== Information supplied ==
§ §

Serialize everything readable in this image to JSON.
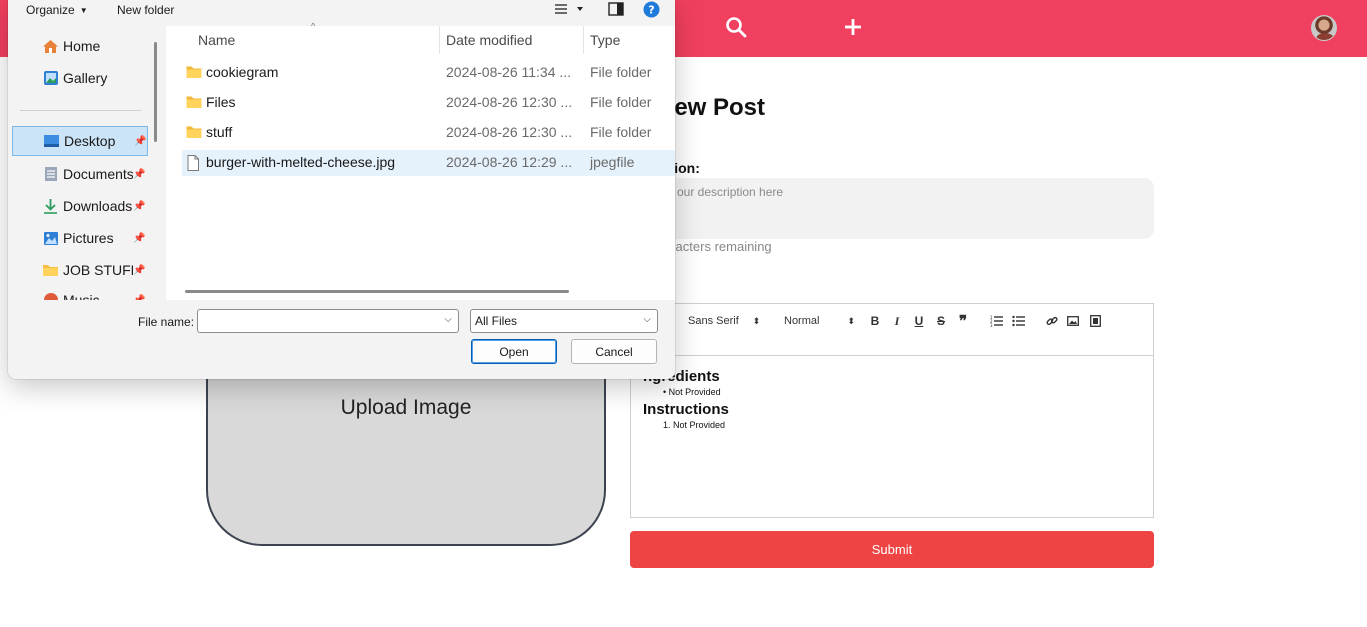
{
  "app": {
    "page_title": "Create New Post",
    "visible_title": "New Post",
    "description": {
      "label": "ption:",
      "placeholder": "our description here",
      "chars_remaining": "aracters remaining"
    },
    "recipe_label": ":",
    "editor": {
      "font_select": "Sans Serif",
      "size_select": "Normal",
      "content": {
        "ingredients_heading": "ngredients",
        "ingredients_item": "Not Provided",
        "instructions_heading": "Instructions",
        "instructions_item": "1. Not Provided"
      }
    },
    "submit_label": "Submit",
    "upload_label": "Upload Image",
    "colors": {
      "topbar": "#f13f5f",
      "submit": "#ef4444"
    }
  },
  "dialog": {
    "toolbar": {
      "organize_label": "Organize",
      "new_folder_label": "New folder"
    },
    "nav": {
      "items": [
        {
          "label": "Home",
          "icon": "home-icon",
          "pinned": false
        },
        {
          "label": "Gallery",
          "icon": "gallery-icon",
          "pinned": false
        },
        {
          "label": "Desktop",
          "icon": "desktop-icon",
          "pinned": true
        },
        {
          "label": "Documents",
          "icon": "documents-icon",
          "pinned": true
        },
        {
          "label": "Downloads",
          "icon": "downloads-icon",
          "pinned": true
        },
        {
          "label": "Pictures",
          "icon": "pictures-icon",
          "pinned": true
        },
        {
          "label": "JOB STUFF",
          "icon": "folder-icon",
          "pinned": true
        },
        {
          "label": "Music",
          "icon": "music-icon",
          "pinned": true
        }
      ]
    },
    "columns": {
      "name": "Name",
      "date": "Date modified",
      "type": "Type"
    },
    "files": [
      {
        "name": "cookiegram",
        "date": "2024-08-26 11:34 ...",
        "type": "File folder",
        "icon": "folder-icon"
      },
      {
        "name": "Files",
        "date": "2024-08-26 12:30 ...",
        "type": "File folder",
        "icon": "folder-icon"
      },
      {
        "name": "stuff",
        "date": "2024-08-26 12:30 ...",
        "type": "File folder",
        "icon": "folder-icon"
      },
      {
        "name": "burger-with-melted-cheese.jpg",
        "date": "2024-08-26 12:29 ...",
        "type": "jpegfile",
        "icon": "file-icon"
      }
    ],
    "file_name_label": "File name:",
    "file_name_value": "",
    "file_type_value": "All Files",
    "open_label": "Open",
    "cancel_label": "Cancel"
  }
}
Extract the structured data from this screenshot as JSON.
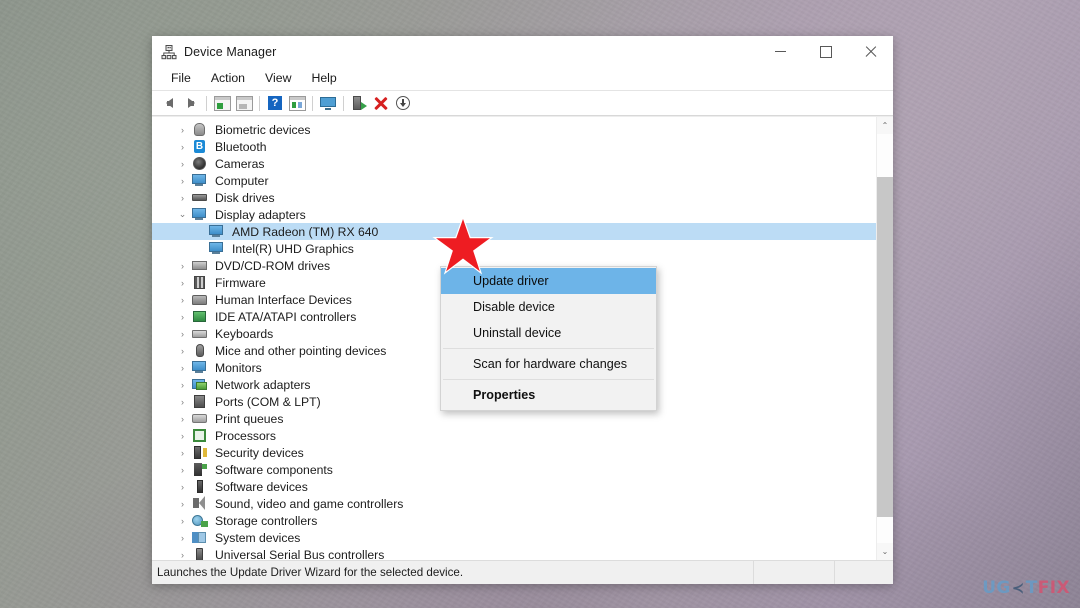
{
  "window": {
    "title": "Device Manager",
    "icon": "device-manager-icon",
    "controls": {
      "minimize": "Minimize",
      "maximize": "Maximize",
      "close": "Close"
    }
  },
  "menubar": {
    "items": [
      {
        "label": "File"
      },
      {
        "label": "Action"
      },
      {
        "label": "View"
      },
      {
        "label": "Help"
      }
    ]
  },
  "toolbar": {
    "buttons": [
      {
        "name": "back-arrow-icon"
      },
      {
        "name": "forward-arrow-icon"
      },
      {
        "name": "show-hide-console-tree-icon"
      },
      {
        "name": "properties-window-icon"
      },
      {
        "name": "help-icon",
        "glyph": "?"
      },
      {
        "name": "properties-icon"
      },
      {
        "name": "scan-for-hardware-changes-icon"
      },
      {
        "name": "update-driver-icon"
      },
      {
        "name": "uninstall-device-icon"
      },
      {
        "name": "disable-device-icon"
      }
    ]
  },
  "tree": {
    "nodes": [
      {
        "label": "Biometric devices",
        "level": 1,
        "expanded": false,
        "icon": "biometric-icon"
      },
      {
        "label": "Bluetooth",
        "level": 1,
        "expanded": false,
        "icon": "bluetooth-icon"
      },
      {
        "label": "Cameras",
        "level": 1,
        "expanded": false,
        "icon": "camera-icon"
      },
      {
        "label": "Computer",
        "level": 1,
        "expanded": false,
        "icon": "computer-icon"
      },
      {
        "label": "Disk drives",
        "level": 1,
        "expanded": false,
        "icon": "disk-drive-icon"
      },
      {
        "label": "Display adapters",
        "level": 1,
        "expanded": true,
        "icon": "display-adapter-icon"
      },
      {
        "label": "AMD Radeon (TM) RX 640",
        "level": 2,
        "selected": true,
        "icon": "display-adapter-icon"
      },
      {
        "label": "Intel(R) UHD Graphics",
        "level": 2,
        "selected": false,
        "icon": "display-adapter-icon"
      },
      {
        "label": "DVD/CD-ROM drives",
        "level": 1,
        "expanded": false,
        "icon": "dvd-drive-icon"
      },
      {
        "label": "Firmware",
        "level": 1,
        "expanded": false,
        "icon": "firmware-icon"
      },
      {
        "label": "Human Interface Devices",
        "level": 1,
        "expanded": false,
        "icon": "hid-icon"
      },
      {
        "label": "IDE ATA/ATAPI controllers",
        "level": 1,
        "expanded": false,
        "icon": "ide-controller-icon"
      },
      {
        "label": "Keyboards",
        "level": 1,
        "expanded": false,
        "icon": "keyboard-icon"
      },
      {
        "label": "Mice and other pointing devices",
        "level": 1,
        "expanded": false,
        "icon": "mouse-icon"
      },
      {
        "label": "Monitors",
        "level": 1,
        "expanded": false,
        "icon": "monitor-icon"
      },
      {
        "label": "Network adapters",
        "level": 1,
        "expanded": false,
        "icon": "network-adapter-icon"
      },
      {
        "label": "Ports (COM & LPT)",
        "level": 1,
        "expanded": false,
        "icon": "port-icon"
      },
      {
        "label": "Print queues",
        "level": 1,
        "expanded": false,
        "icon": "printer-icon"
      },
      {
        "label": "Processors",
        "level": 1,
        "expanded": false,
        "icon": "processor-icon"
      },
      {
        "label": "Security devices",
        "level": 1,
        "expanded": false,
        "icon": "security-device-icon"
      },
      {
        "label": "Software components",
        "level": 1,
        "expanded": false,
        "icon": "software-component-icon"
      },
      {
        "label": "Software devices",
        "level": 1,
        "expanded": false,
        "icon": "software-device-icon"
      },
      {
        "label": "Sound, video and game controllers",
        "level": 1,
        "expanded": false,
        "icon": "sound-controller-icon"
      },
      {
        "label": "Storage controllers",
        "level": 1,
        "expanded": false,
        "icon": "storage-controller-icon"
      },
      {
        "label": "System devices",
        "level": 1,
        "expanded": false,
        "icon": "system-device-icon"
      },
      {
        "label": "Universal Serial Bus controllers",
        "level": 1,
        "expanded": false,
        "icon": "usb-controller-icon"
      }
    ],
    "collapsed_chevron": "›",
    "expanded_chevron": "⌄"
  },
  "context_menu": {
    "items": [
      {
        "label": "Update driver",
        "highlighted": true,
        "bold": false,
        "separator_after": false
      },
      {
        "label": "Disable device",
        "highlighted": false,
        "bold": false,
        "separator_after": false
      },
      {
        "label": "Uninstall device",
        "highlighted": false,
        "bold": false,
        "separator_after": true
      },
      {
        "label": "Scan for hardware changes",
        "highlighted": false,
        "bold": false,
        "separator_after": true
      },
      {
        "label": "Properties",
        "highlighted": false,
        "bold": true,
        "separator_after": false
      }
    ],
    "highlight_color": "#6db4e8"
  },
  "scrollbar": {
    "up_arrow": "⌃",
    "down_arrow": "⌄"
  },
  "statusbar": {
    "message": "Launches the Update Driver Wizard for the selected device."
  },
  "annotation": {
    "star": {
      "name": "red-star-marker",
      "color": "#ee1c22"
    }
  },
  "watermark": {
    "part1": "UG",
    "part2": "T",
    "part3": "FIX",
    "colors": {
      "blue": "#5f9fcf",
      "red": "#e04a6a"
    }
  }
}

§ §

== Requirements ==
Every record above should be written out again without change, except that the pictures are left out.

== Answer to this exercise ==
Serialize everything readable in this image to JSON.
{
  "app": {
    "page_title": "Create New Post",
    "visible_title": "New Post",
    "description": {
      "label": "ption:",
      "placeholder": "our description here",
      "chars_remaining": "aracters remaining"
    },
    "recipe_label": ":",
    "editor": {
      "font_select": "Sans Serif",
      "size_select": "Normal",
      "content": {
        "ingredients_heading": "ngredients",
        "ingredients_item": "Not Provided",
        "instructions_heading": "Instructions",
        "instructions_item": "1. Not Provided"
      }
    },
    "submit_label": "Submit",
    "upload_label": "Upload Image",
    "colors": {
      "topbar": "#f13f5f",
      "submit": "#ef4444"
    }
  },
  "dialog": {
    "toolbar": {
      "organize_label": "Organize",
      "new_folder_label": "New folder"
    },
    "nav": {
      "items": [
        {
          "label": "Home",
          "icon": "home-icon",
          "pinned": false
        },
        {
          "label": "Gallery",
          "icon": "gallery-icon",
          "pinned": false
        },
        {
          "label": "Desktop",
          "icon": "desktop-icon",
          "pinned": true
        },
        {
          "label": "Documents",
          "icon": "documents-icon",
          "pinned": true
        },
        {
          "label": "Downloads",
          "icon": "downloads-icon",
          "pinned": true
        },
        {
          "label": "Pictures",
          "icon": "pictures-icon",
          "pinned": true
        },
        {
          "label": "JOB STUFF",
          "icon": "folder-icon",
          "pinned": true
        },
        {
          "label": "Music",
          "icon": "music-icon",
          "pinned": true
        }
      ]
    },
    "columns": {
      "name": "Name",
      "date": "Date modified",
      "type": "Type"
    },
    "files": [
      {
        "name": "cookiegram",
        "date": "2024-08-26 11:34 ...",
        "type": "File folder",
        "icon": "folder-icon"
      },
      {
        "name": "Files",
        "date": "2024-08-26 12:30 ...",
        "type": "File folder",
        "icon": "folder-icon"
      },
      {
        "name": "stuff",
        "date": "2024-08-26 12:30 ...",
        "type": "File folder",
        "icon": "folder-icon"
      },
      {
        "name": "burger-with-melted-cheese.jpg",
        "date": "2024-08-26 12:29 ...",
        "type": "jpegfile",
        "icon": "file-icon"
      }
    ],
    "file_name_label": "File name:",
    "file_name_value": "",
    "file_type_value": "All Files",
    "open_label": "Open",
    "cancel_label": "Cancel"
  }
}
Extract the structured data from this screenshot as JSON.
{
  "window": {
    "title": "Device Manager",
    "icon": "device-manager-icon",
    "controls": {
      "minimize": "Minimize",
      "maximize": "Maximize",
      "close": "Close"
    }
  },
  "menubar": {
    "items": [
      {
        "label": "File"
      },
      {
        "label": "Action"
      },
      {
        "label": "View"
      },
      {
        "label": "Help"
      }
    ]
  },
  "toolbar": {
    "buttons": [
      {
        "name": "back-arrow-icon"
      },
      {
        "name": "forward-arrow-icon"
      },
      {
        "name": "show-hide-console-tree-icon"
      },
      {
        "name": "properties-window-icon"
      },
      {
        "name": "help-icon",
        "glyph": "?"
      },
      {
        "name": "properties-icon"
      },
      {
        "name": "scan-for-hardware-changes-icon"
      },
      {
        "name": "update-driver-icon"
      },
      {
        "name": "uninstall-device-icon"
      },
      {
        "name": "disable-device-icon"
      }
    ]
  },
  "tree": {
    "nodes": [
      {
        "label": "Biometric devices",
        "level": 1,
        "expanded": false,
        "icon": "biometric-icon"
      },
      {
        "label": "Bluetooth",
        "level": 1,
        "expanded": false,
        "icon": "bluetooth-icon"
      },
      {
        "label": "Cameras",
        "level": 1,
        "expanded": false,
        "icon": "camera-icon"
      },
      {
        "label": "Computer",
        "level": 1,
        "expanded": false,
        "icon": "computer-icon"
      },
      {
        "label": "Disk drives",
        "level": 1,
        "expanded": false,
        "icon": "disk-drive-icon"
      },
      {
        "label": "Display adapters",
        "level": 1,
        "expanded": true,
        "icon": "display-adapter-icon"
      },
      {
        "label": "AMD Radeon (TM) RX 640",
        "level": 2,
        "selected": true,
        "icon": "display-adapter-icon"
      },
      {
        "label": "Intel(R) UHD Graphics",
        "level": 2,
        "selected": false,
        "icon": "display-adapter-icon"
      },
      {
        "label": "DVD/CD-ROM drives",
        "level": 1,
        "expanded": false,
        "icon": "dvd-drive-icon"
      },
      {
        "label": "Firmware",
        "level": 1,
        "expanded": false,
        "icon": "firmware-icon"
      },
      {
        "label": "Human Interface Devices",
        "level": 1,
        "expanded": false,
        "icon": "hid-icon"
      },
      {
        "label": "IDE ATA/ATAPI controllers",
        "level": 1,
        "expanded": false,
        "icon": "ide-controller-icon"
      },
      {
        "label": "Keyboards",
        "level": 1,
        "expanded": false,
        "icon": "keyboard-icon"
      },
      {
        "label": "Mice and other pointing devices",
        "level": 1,
        "expanded": false,
        "icon": "mouse-icon"
      },
      {
        "label": "Monitors",
        "level": 1,
        "expanded": false,
        "icon": "monitor-icon"
      },
      {
        "label": "Network adapters",
        "level": 1,
        "expanded": false,
        "icon": "network-adapter-icon"
      },
      {
        "label": "Ports (COM & LPT)",
        "level": 1,
        "expanded": false,
        "icon": "port-icon"
      },
      {
        "label": "Print queues",
        "level": 1,
        "expanded": false,
        "icon": "printer-icon"
      },
      {
        "label": "Processors",
        "level": 1,
        "expanded": false,
        "icon": "processor-icon"
      },
      {
        "label": "Security devices",
        "level": 1,
        "expanded": false,
        "icon": "security-device-icon"
      },
      {
        "label": "Software components",
        "level": 1,
        "expanded": false,
        "icon": "software-component-icon"
      },
      {
        "label": "Software devices",
        "level": 1,
        "expanded": false,
        "icon": "software-device-icon"
      },
      {
        "label": "Sound, video and game controllers",
        "level": 1,
        "expanded": false,
        "icon": "sound-controller-icon"
      },
      {
        "label": "Storage controllers",
        "level": 1,
        "expanded": false,
        "icon": "storage-controller-icon"
      },
      {
        "label": "System devices",
        "level": 1,
        "expanded": false,
        "icon": "system-device-icon"
      },
      {
        "label": "Universal Serial Bus controllers",
        "level": 1,
        "expanded": false,
        "icon": "usb-controller-icon"
      }
    ],
    "collapsed_chevron": "›",
    "expanded_chevron": "⌄"
  },
  "context_menu": {
    "items": [
      {
        "label": "Update driver",
        "highlighted": true,
        "bold": false,
        "separator_after": false
      },
      {
        "label": "Disable device",
        "highlighted": false,
        "bold": false,
        "separator_after": false
      },
      {
        "label": "Uninstall device",
        "highlighted": false,
        "bold": false,
        "separator_after": true
      },
      {
        "label": "Scan for hardware changes",
        "highlighted": false,
        "bold": false,
        "separator_after": true
      },
      {
        "label": "Properties",
        "highlighted": false,
        "bold": true,
        "separator_after": false
      }
    ],
    "highlight_color": "#6db4e8"
  },
  "scrollbar": {
    "up_arrow": "⌃",
    "down_arrow": "⌄"
  },
  "statusbar": {
    "message": "Launches the Update Driver Wizard for the selected device."
  },
  "annotation": {
    "star": {
      "name": "red-star-marker",
      "color": "#ee1c22"
    }
  },
  "watermark": {
    "part1": "UG",
    "part2": "T",
    "part3": "FIX",
    "colors": {
      "blue": "#5f9fcf",
      "red": "#e04a6a"
    }
  }
}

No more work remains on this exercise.